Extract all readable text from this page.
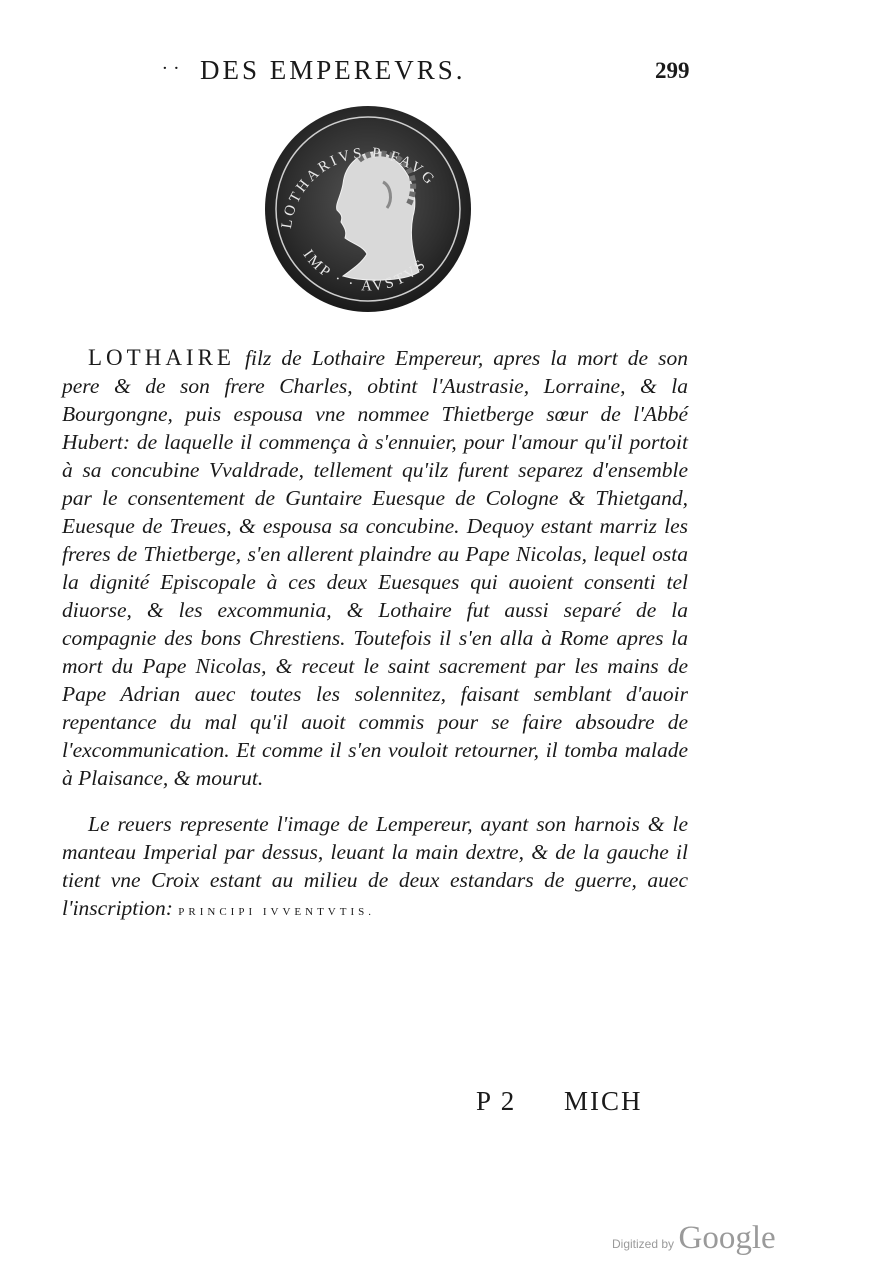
· · DES EMPEREVRS.	299
LOTHARIVS P FAVG
IMP · · AVSTVS

LOTHAIRE filz de Lothaire Empereur, apres la mort de son pere & de son frere Charles, obtint l'Austrasie, Lorraine, & la Bourgongne, puis espousa vne nommee Thietberge sœur de l'Abbé Hubert: de laquelle il commença à s'ennuier, pour l'amour qu'il portoit à sa concubine Vvaldrade, tellement qu'ilz furent separez d'ensemble par le consentement de Guntaire Euesque de Cologne & Thietgand, Euesque de Treues, & espousa sa concubine. Dequoy estant marriz les freres de Thietberge, s'en allerent plaindre au Pape Nicolas, lequel osta la dignité Episcopale à ces deux Euesques qui auoient consenti tel diuorse, & les excommunia, & Lothaire fut aussi separé de la compagnie des bons Chrestiens. Toutefois il s'en alla à Rome apres la mort du Pape Nicolas, & receut le saint sacrement par les mains de Pape Adrian auec toutes les solennitez, faisant semblant d'auoir repentance du mal qu'il auoit commis pour se faire absoudre de l'excommunication. Et comme il s'en vouloit retourner, il tomba malade à Plaisance, & mourut.

Le reuers represente l'image de Lempereur, ayant son harnois & le manteau Imperial par dessus, leuant la main dextre, & de la gauche il tient vne Croix estant au milieu de deux estandars de guerre, auec l'inscription: PRINCIPI IVVENTVTIS.

P 2 MICH
Digitized by Google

· · ·

▸ SHORT EXERCISE: Retype the whole listing exactly and leave the pictures out.

▸ CORRECT RESPONSE:
Extract all readable text from this page.
· · DES EMPEREVRS.	299
LOTHARIVS P FAVG
IMP · · AVSTVS

LOTHAIRE filz de Lothaire Empereur, apres la mort de son pere & de son frere Charles, obtint l'Austrasie, Lorraine, & la Bourgongne, puis espousa vne nommee Thietberge sœur de l'Abbé Hubert: de laquelle il commença à s'ennuier, pour l'amour qu'il portoit à sa concubine Vvaldrade, tellement qu'ilz furent separez d'ensemble par le consentement de Guntaire Euesque de Cologne & Thietgand, Euesque de Treues, & espousa sa concubine. Dequoy estant marriz les freres de Thietberge, s'en allerent plaindre au Pape Nicolas, lequel osta la dignité Episcopale à ces deux Euesques qui auoient consenti tel diuorse, & les excommunia, & Lothaire fut aussi separé de la compagnie des bons Chrestiens. Toutefois il s'en alla à Rome apres la mort du Pape Nicolas, & receut le saint sacrement par les mains de Pape Adrian auec toutes les solennitez, faisant semblant d'auoir repentance du mal qu'il auoit commis pour se faire absoudre de l'excommunication. Et comme il s'en vouloit retourner, il tomba malade à Plaisance, & mourut.

Le reuers represente l'image de Lempereur, ayant son harnois & le manteau Imperial par dessus, leuant la main dextre, & de la gauche il tient vne Croix estant au milieu de deux estandars de guerre, auec l'inscription: PRINCIPI IVVENTVTIS.

P 2 MICH
Digitized by Google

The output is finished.